**WHAT YOU SHOULD DO**
Every line below is to be copied exactly, with the pictures left out.

_ _ _

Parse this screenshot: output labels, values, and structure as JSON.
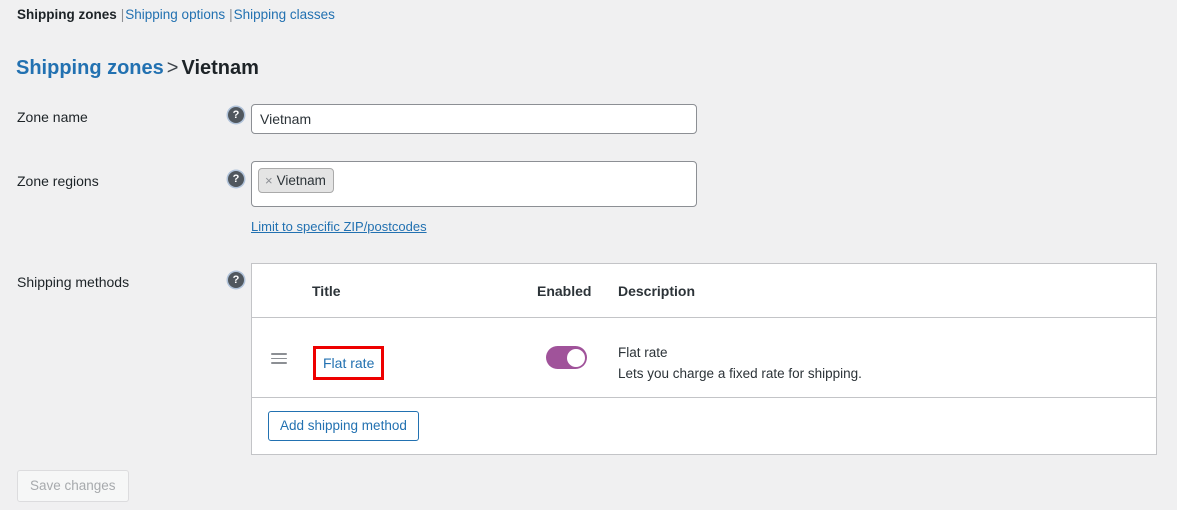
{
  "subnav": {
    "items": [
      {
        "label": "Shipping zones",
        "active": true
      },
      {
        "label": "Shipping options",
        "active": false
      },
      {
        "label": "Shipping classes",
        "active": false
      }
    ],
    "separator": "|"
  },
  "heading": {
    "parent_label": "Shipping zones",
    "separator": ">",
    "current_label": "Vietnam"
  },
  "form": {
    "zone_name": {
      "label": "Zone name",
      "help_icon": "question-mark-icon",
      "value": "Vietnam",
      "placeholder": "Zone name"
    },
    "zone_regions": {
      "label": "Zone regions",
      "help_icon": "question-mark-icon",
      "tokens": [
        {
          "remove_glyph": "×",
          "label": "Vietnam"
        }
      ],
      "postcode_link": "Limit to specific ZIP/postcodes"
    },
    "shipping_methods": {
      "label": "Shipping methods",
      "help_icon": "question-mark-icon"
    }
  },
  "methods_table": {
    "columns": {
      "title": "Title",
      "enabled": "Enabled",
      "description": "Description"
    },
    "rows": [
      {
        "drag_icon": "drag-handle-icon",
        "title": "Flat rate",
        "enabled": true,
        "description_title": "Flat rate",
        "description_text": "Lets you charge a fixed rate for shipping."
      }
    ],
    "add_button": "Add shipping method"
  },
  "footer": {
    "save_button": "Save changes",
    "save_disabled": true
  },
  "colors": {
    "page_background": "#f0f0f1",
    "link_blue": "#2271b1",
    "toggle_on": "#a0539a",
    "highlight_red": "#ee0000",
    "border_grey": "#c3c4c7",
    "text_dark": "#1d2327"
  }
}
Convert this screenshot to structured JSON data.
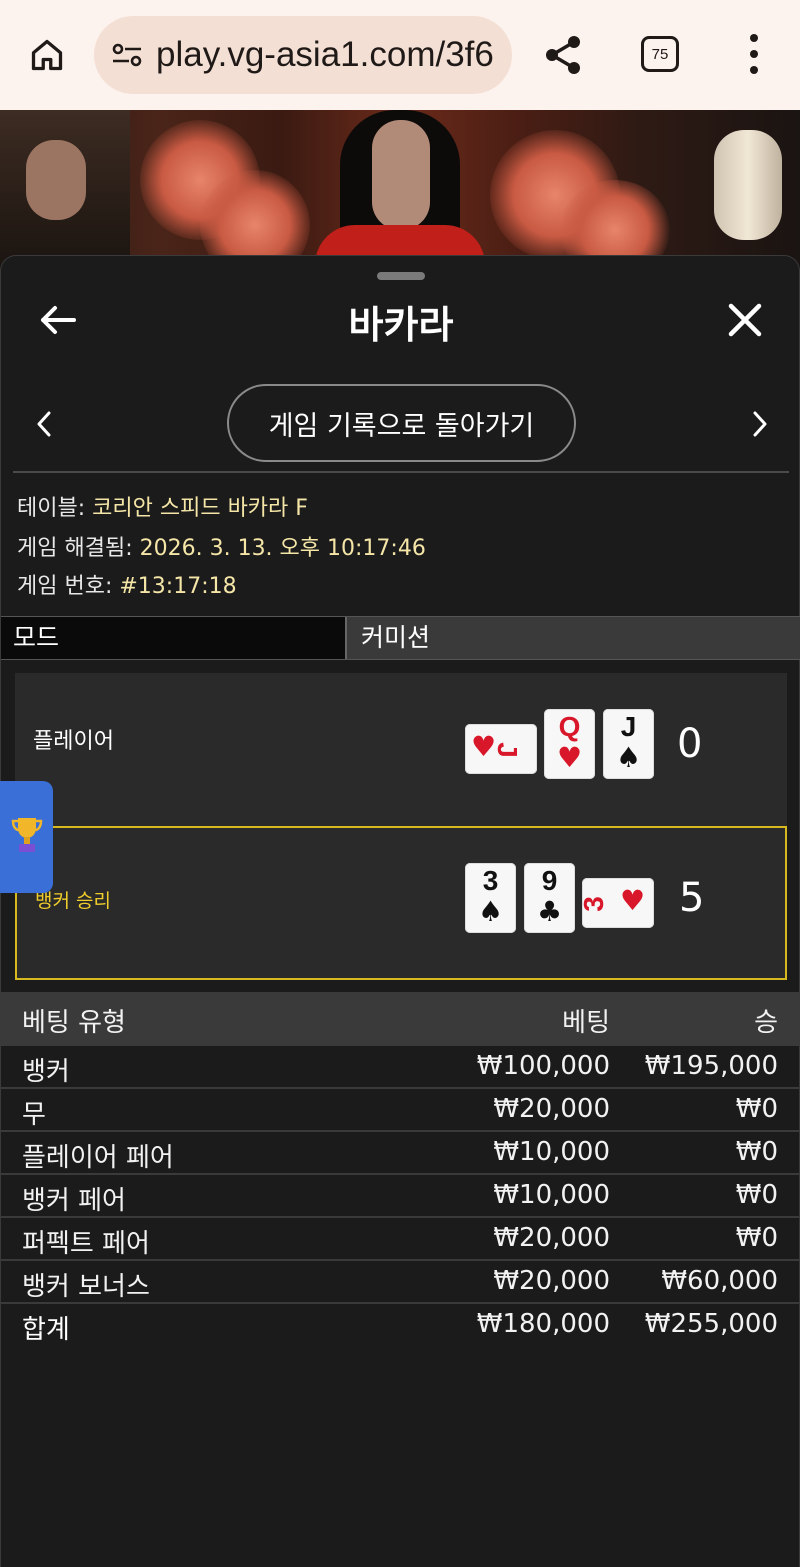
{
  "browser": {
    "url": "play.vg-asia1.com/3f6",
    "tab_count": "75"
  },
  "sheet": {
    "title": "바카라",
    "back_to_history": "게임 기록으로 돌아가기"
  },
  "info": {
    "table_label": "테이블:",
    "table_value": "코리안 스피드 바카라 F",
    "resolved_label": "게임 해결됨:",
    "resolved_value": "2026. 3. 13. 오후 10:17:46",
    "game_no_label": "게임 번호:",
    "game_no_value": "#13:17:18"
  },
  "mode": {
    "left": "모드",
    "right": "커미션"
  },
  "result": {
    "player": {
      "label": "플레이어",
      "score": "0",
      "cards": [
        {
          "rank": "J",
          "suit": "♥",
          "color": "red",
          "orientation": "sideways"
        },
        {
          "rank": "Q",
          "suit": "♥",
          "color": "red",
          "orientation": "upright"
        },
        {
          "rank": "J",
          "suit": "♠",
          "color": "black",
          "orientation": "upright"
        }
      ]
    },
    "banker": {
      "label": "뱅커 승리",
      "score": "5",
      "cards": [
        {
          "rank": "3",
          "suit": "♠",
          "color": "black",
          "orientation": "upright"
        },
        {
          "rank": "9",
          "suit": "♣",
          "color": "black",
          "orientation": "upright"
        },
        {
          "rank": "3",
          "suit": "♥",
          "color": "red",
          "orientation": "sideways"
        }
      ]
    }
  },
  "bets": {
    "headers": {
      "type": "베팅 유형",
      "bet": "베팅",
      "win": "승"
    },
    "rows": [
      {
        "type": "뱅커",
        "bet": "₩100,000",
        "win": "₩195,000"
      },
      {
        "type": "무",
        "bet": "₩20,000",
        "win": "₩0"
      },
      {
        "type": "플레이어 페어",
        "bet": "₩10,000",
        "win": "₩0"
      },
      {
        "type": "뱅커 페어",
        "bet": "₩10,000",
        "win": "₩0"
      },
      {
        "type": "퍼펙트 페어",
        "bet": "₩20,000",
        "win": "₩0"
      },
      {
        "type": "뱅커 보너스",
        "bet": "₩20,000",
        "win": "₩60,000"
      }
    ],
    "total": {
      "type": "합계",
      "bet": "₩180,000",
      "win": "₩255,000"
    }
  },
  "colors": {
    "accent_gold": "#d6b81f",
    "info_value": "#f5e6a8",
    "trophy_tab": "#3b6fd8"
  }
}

_ _ _

**OUTPUT BELOW**
Parse this screenshot: output labels, values, and structure as JSON.
{
  "subnav": {
    "items": [
      {
        "label": "Shipping zones",
        "active": true
      },
      {
        "label": "Shipping options",
        "active": false
      },
      {
        "label": "Shipping classes",
        "active": false
      }
    ],
    "separator": "|"
  },
  "heading": {
    "parent_label": "Shipping zones",
    "separator": ">",
    "current_label": "Vietnam"
  },
  "form": {
    "zone_name": {
      "label": "Zone name",
      "help_icon": "question-mark-icon",
      "value": "Vietnam",
      "placeholder": "Zone name"
    },
    "zone_regions": {
      "label": "Zone regions",
      "help_icon": "question-mark-icon",
      "tokens": [
        {
          "remove_glyph": "×",
          "label": "Vietnam"
        }
      ],
      "postcode_link": "Limit to specific ZIP/postcodes"
    },
    "shipping_methods": {
      "label": "Shipping methods",
      "help_icon": "question-mark-icon"
    }
  },
  "methods_table": {
    "columns": {
      "title": "Title",
      "enabled": "Enabled",
      "description": "Description"
    },
    "rows": [
      {
        "drag_icon": "drag-handle-icon",
        "title": "Flat rate",
        "enabled": true,
        "description_title": "Flat rate",
        "description_text": "Lets you charge a fixed rate for shipping."
      }
    ],
    "add_button": "Add shipping method"
  },
  "footer": {
    "save_button": "Save changes",
    "save_disabled": true
  },
  "colors": {
    "page_background": "#f0f0f1",
    "link_blue": "#2271b1",
    "toggle_on": "#a0539a",
    "highlight_red": "#ee0000",
    "border_grey": "#c3c4c7",
    "text_dark": "#1d2327"
  }
}
Convert this screenshot to structured JSON data.
{
  "browser": {
    "url": "play.vg-asia1.com/3f6",
    "tab_count": "75"
  },
  "sheet": {
    "title": "바카라",
    "back_to_history": "게임 기록으로 돌아가기"
  },
  "info": {
    "table_label": "테이블:",
    "table_value": "코리안 스피드 바카라 F",
    "resolved_label": "게임 해결됨:",
    "resolved_value": "2026. 3. 13. 오후 10:17:46",
    "game_no_label": "게임 번호:",
    "game_no_value": "#13:17:18"
  },
  "mode": {
    "left": "모드",
    "right": "커미션"
  },
  "result": {
    "player": {
      "label": "플레이어",
      "score": "0",
      "cards": [
        {
          "rank": "J",
          "suit": "♥",
          "color": "red",
          "orientation": "sideways"
        },
        {
          "rank": "Q",
          "suit": "♥",
          "color": "red",
          "orientation": "upright"
        },
        {
          "rank": "J",
          "suit": "♠",
          "color": "black",
          "orientation": "upright"
        }
      ]
    },
    "banker": {
      "label": "뱅커 승리",
      "score": "5",
      "cards": [
        {
          "rank": "3",
          "suit": "♠",
          "color": "black",
          "orientation": "upright"
        },
        {
          "rank": "9",
          "suit": "♣",
          "color": "black",
          "orientation": "upright"
        },
        {
          "rank": "3",
          "suit": "♥",
          "color": "red",
          "orientation": "sideways"
        }
      ]
    }
  },
  "bets": {
    "headers": {
      "type": "베팅 유형",
      "bet": "베팅",
      "win": "승"
    },
    "rows": [
      {
        "type": "뱅커",
        "bet": "₩100,000",
        "win": "₩195,000"
      },
      {
        "type": "무",
        "bet": "₩20,000",
        "win": "₩0"
      },
      {
        "type": "플레이어 페어",
        "bet": "₩10,000",
        "win": "₩0"
      },
      {
        "type": "뱅커 페어",
        "bet": "₩10,000",
        "win": "₩0"
      },
      {
        "type": "퍼펙트 페어",
        "bet": "₩20,000",
        "win": "₩0"
      },
      {
        "type": "뱅커 보너스",
        "bet": "₩20,000",
        "win": "₩60,000"
      }
    ],
    "total": {
      "type": "합계",
      "bet": "₩180,000",
      "win": "₩255,000"
    }
  },
  "colors": {
    "accent_gold": "#d6b81f",
    "info_value": "#f5e6a8",
    "trophy_tab": "#3b6fd8"
  }
}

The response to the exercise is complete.